- Texte choisi -
▬▬▬
Alors elle aura enduré tout ce qu'une créature humaine peut supporter de
douleur. Du jour où la tête de son amie, la princesse de Lamballe, lui a
été présentée au bout d'une pique, jusqu'à cette déchirante soirée où le
roi s'est arraché de ses bras, à la veille de monter sur l'échafaud, il
semblait que la coupe d'amertume eût été vidée par elle jusqu'au fond.
Non, il y avait encore une lie que pouvait seule y déposer la main
criminelle d'un démon: il fallait que la reine, cette «grande mère[463],»
s'entendît publiquement accuser d'avoir corrompu l'innocence de son
fils; il fallait que l'on eût arraché à ce pauvre enfant, après l'avoir
abruti, l'accusation qui faisait jaillir du coeur de la reine ce mot
sublime: «Si je n'ai pas répondu, c'est que la nature se refuse à
répondre à une pareille question faite à une mère. J'en appelle à
toutes celles qui peuvent se trouver ici.» Remuées jusqu'au fond des
entrailles, les mégères elles-mêmes frémissaient.

[Note 463: C'est ainsi que la nomme M. de Lescure.]

Sous la poignante étreinte de toutes les tortures physiques et de tous
les supplices du coeur, Marie-Antoinette garde l'amour de ce pays où
elle les souffre. Elle fait des voeux pour le bonheur de la France,
fût-ce au détriment du bonheur de son fils. Elle n'a pour ses bourreaux
que des paroles de miséricorde, et dans l'admirable lettre qu'elle écrit
à Madame Élisabeth avant de monter sur l'échafaud, elle exhorte son fils
à ne pas venger sa mort. C'est bien la femme magnanime qui avait dit au
lendemain du 6 octobre: «J'ai tout vu, tout su, tout oublié.»

Lorsque, au milieu d'une foule vociférante qui ne sait même pas
respecter la majesté de la mort, la reine gravit les degrés de
L'échafaud avec la même dignité souveraine qu'elle montait naguère les
marches du trône, elle a depuis longtemps secoué la poussière des luttes
politiques. Il n'y a plus en elle qu'une martyre qui atteint enfin le
sommet du Calvaire.

«Il était nécessaire qu'un homme mourût pour le salut de tous,» avait
écrit Marie-Antoinette sur l'immortel plaidoyer que M. de Sèze avait
fait pour le roi. A elle aussi pouvait s'appliquer cette parole, à elle
et à toutes les grandes victimes qui surent, avec elle, faire à Dieu le
sacrifice de leur vie. Si, aux yeux de la miséricorde divine, la France
de 1793 put être rachetée, c'est par tout le sang innocent qui, répandu
alors, criait non pas vengeance contre les bourreaux, mais miséricorde
pour eux.
▬▬▬
- Liste fournie -
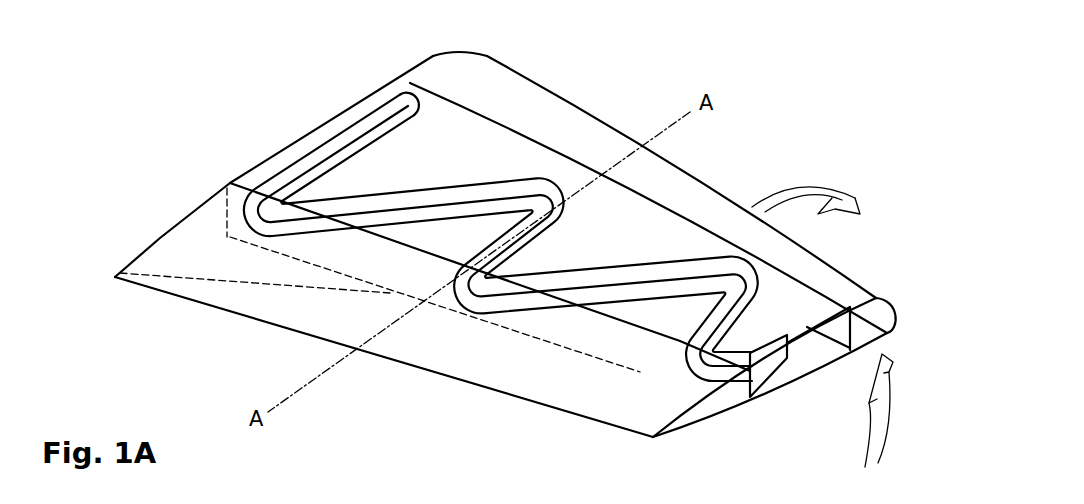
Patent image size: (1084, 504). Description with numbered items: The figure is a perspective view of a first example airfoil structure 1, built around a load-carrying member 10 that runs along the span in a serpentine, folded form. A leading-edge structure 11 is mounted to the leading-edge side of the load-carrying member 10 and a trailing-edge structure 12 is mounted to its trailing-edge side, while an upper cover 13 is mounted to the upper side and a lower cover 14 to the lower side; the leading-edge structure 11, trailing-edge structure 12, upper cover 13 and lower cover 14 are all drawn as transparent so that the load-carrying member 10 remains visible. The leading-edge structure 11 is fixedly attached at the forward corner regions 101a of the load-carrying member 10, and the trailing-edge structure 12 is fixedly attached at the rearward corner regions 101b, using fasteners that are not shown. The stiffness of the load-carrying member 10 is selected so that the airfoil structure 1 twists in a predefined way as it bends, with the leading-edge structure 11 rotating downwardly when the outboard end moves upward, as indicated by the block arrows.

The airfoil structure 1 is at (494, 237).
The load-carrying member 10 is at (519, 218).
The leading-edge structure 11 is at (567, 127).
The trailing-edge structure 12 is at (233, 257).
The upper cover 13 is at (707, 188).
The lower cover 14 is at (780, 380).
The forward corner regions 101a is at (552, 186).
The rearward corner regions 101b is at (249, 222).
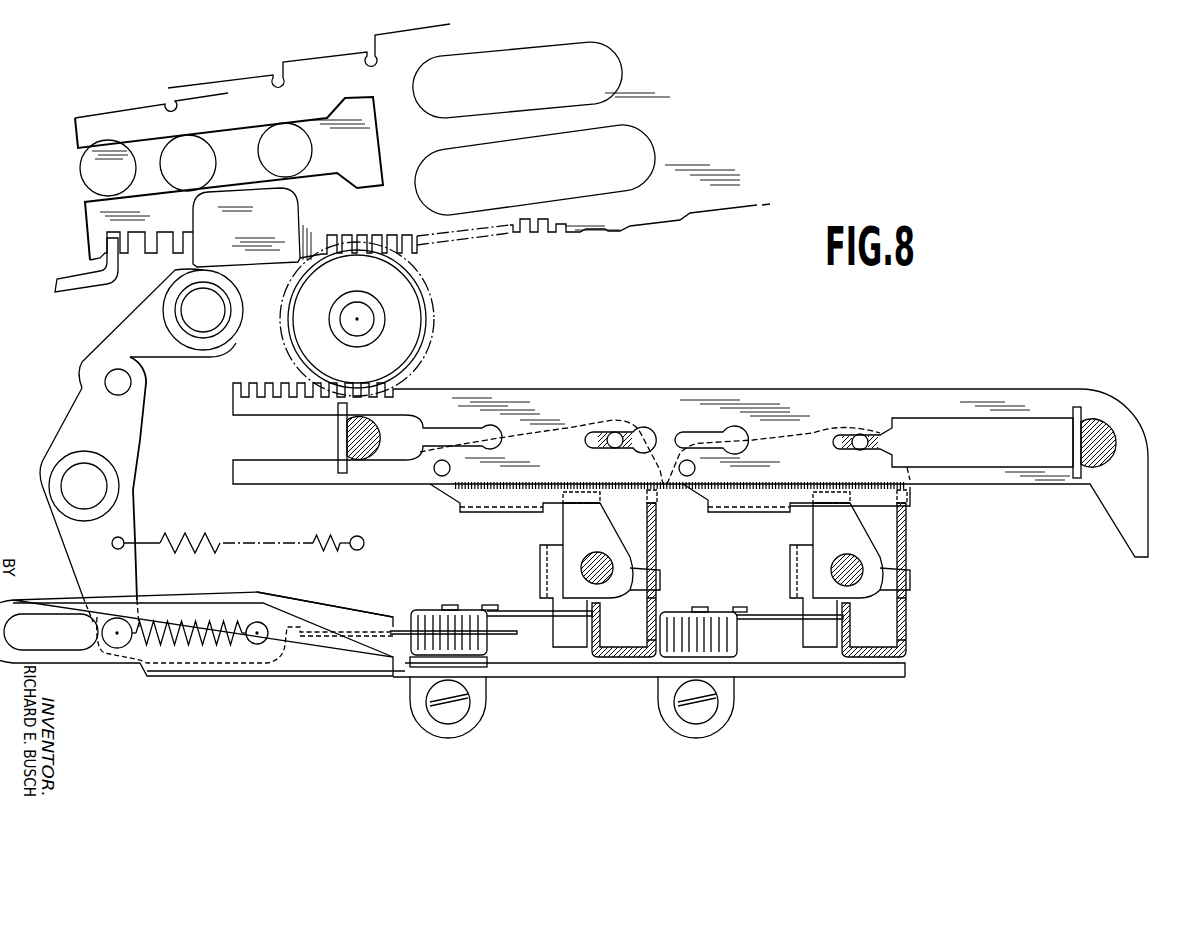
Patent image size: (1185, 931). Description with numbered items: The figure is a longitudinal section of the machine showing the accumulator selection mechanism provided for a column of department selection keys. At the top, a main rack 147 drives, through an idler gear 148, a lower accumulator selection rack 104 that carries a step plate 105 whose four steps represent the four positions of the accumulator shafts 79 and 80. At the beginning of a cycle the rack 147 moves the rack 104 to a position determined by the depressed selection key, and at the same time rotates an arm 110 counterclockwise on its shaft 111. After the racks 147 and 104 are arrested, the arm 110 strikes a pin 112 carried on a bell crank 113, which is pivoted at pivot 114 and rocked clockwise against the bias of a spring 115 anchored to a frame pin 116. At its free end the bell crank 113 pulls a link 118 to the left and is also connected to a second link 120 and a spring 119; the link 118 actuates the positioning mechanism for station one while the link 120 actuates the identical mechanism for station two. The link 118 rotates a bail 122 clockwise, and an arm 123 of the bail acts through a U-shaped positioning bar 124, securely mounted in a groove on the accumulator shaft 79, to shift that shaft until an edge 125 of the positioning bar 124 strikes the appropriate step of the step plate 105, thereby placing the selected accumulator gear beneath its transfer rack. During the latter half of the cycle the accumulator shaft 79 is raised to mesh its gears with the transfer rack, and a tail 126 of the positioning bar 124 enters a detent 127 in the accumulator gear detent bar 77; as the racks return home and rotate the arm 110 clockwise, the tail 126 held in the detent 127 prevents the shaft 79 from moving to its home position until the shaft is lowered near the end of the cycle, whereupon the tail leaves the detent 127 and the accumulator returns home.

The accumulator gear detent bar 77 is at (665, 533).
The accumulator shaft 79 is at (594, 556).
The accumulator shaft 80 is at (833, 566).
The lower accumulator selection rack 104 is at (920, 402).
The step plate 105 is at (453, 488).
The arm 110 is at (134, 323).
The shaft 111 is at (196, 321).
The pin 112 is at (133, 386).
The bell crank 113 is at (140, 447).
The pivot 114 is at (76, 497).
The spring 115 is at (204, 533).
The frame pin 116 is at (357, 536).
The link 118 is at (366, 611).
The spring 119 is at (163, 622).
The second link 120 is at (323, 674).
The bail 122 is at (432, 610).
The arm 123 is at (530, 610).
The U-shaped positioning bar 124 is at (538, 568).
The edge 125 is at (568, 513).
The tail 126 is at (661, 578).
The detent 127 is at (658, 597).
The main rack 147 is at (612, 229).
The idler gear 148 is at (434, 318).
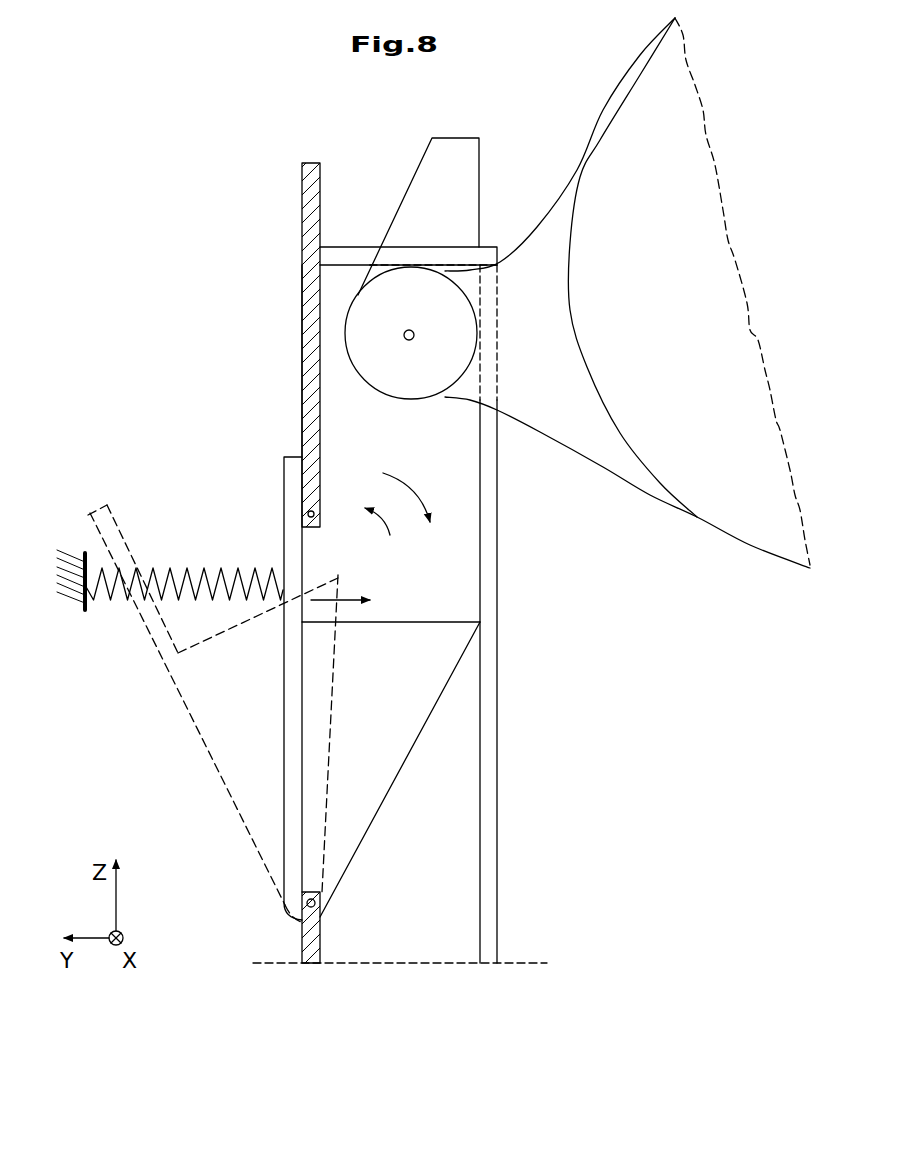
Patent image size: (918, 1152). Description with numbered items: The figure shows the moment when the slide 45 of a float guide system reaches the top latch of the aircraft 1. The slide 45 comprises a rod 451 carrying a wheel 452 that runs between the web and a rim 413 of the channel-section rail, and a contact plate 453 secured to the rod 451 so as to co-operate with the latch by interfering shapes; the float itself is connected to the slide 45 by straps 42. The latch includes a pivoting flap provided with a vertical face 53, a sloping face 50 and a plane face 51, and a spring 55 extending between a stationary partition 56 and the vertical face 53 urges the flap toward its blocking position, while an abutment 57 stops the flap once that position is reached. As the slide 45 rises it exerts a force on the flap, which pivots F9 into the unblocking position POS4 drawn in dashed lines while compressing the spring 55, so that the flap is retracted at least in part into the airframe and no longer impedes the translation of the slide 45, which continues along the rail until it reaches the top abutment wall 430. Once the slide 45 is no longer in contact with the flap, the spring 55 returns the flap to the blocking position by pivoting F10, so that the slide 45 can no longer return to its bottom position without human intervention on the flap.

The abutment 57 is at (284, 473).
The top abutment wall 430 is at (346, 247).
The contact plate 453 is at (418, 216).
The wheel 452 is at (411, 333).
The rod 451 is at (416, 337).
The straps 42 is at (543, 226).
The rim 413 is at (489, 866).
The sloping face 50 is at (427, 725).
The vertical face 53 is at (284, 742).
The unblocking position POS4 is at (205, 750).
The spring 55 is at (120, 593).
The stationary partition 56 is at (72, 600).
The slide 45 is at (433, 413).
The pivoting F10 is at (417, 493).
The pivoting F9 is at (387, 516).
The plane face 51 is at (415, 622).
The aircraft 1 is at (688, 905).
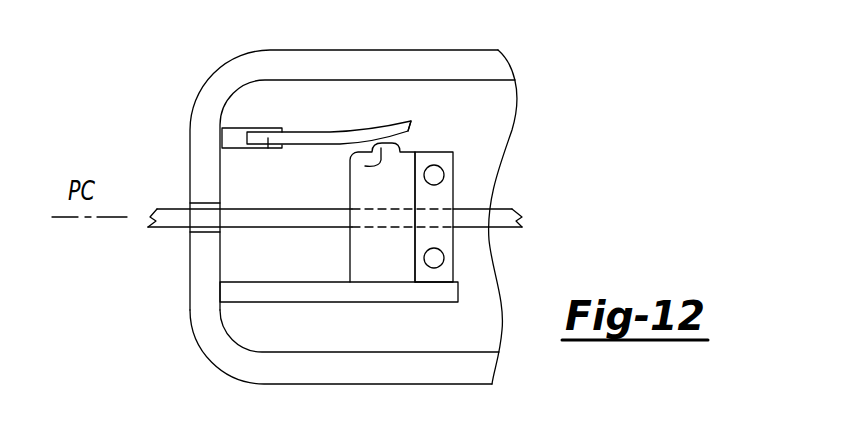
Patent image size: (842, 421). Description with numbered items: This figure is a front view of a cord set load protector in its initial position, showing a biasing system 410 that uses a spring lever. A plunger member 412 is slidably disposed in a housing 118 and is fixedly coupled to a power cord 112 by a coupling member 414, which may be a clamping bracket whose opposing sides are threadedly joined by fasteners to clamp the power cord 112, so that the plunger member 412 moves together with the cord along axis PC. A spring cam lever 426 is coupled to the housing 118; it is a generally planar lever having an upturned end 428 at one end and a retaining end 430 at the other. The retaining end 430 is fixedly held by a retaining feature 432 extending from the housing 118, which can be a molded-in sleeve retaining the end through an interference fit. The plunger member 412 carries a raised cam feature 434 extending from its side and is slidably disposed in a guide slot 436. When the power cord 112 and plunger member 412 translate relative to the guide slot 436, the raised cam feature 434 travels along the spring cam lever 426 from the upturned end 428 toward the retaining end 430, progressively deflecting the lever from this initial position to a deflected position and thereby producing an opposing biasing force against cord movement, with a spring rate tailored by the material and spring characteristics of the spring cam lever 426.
▬▬▬
- Consigne 1 -
Extrayez du texte sur Marie-Antoinette, s'il vous plaît, le passage compris entre « Alors elle aura » et « elle jusqu'au fond. », bornes incluses.
- Consigne 2 -
D'après le texte sur Marie-Antoinette, à qui la reine écrit-elle sa lettre avant de monter sur l'échafaud ?

- Réponse complète 1 -
Alors elle aura enduré tout ce qu'une créature humaine peut supporter de
douleur. Du jour où la tête de son amie, la princesse de Lamballe, lui a
été présentée au bout d'une pique, jusqu'à cette déchirante soirée où le
roi s'est arraché de ses bras, à la veille de monter sur l'échafaud, il
semblait que la coupe d'amertume eût été vidée par elle jusqu'au fond.

- Réponse complète 2 -
À Madame Élisabeth.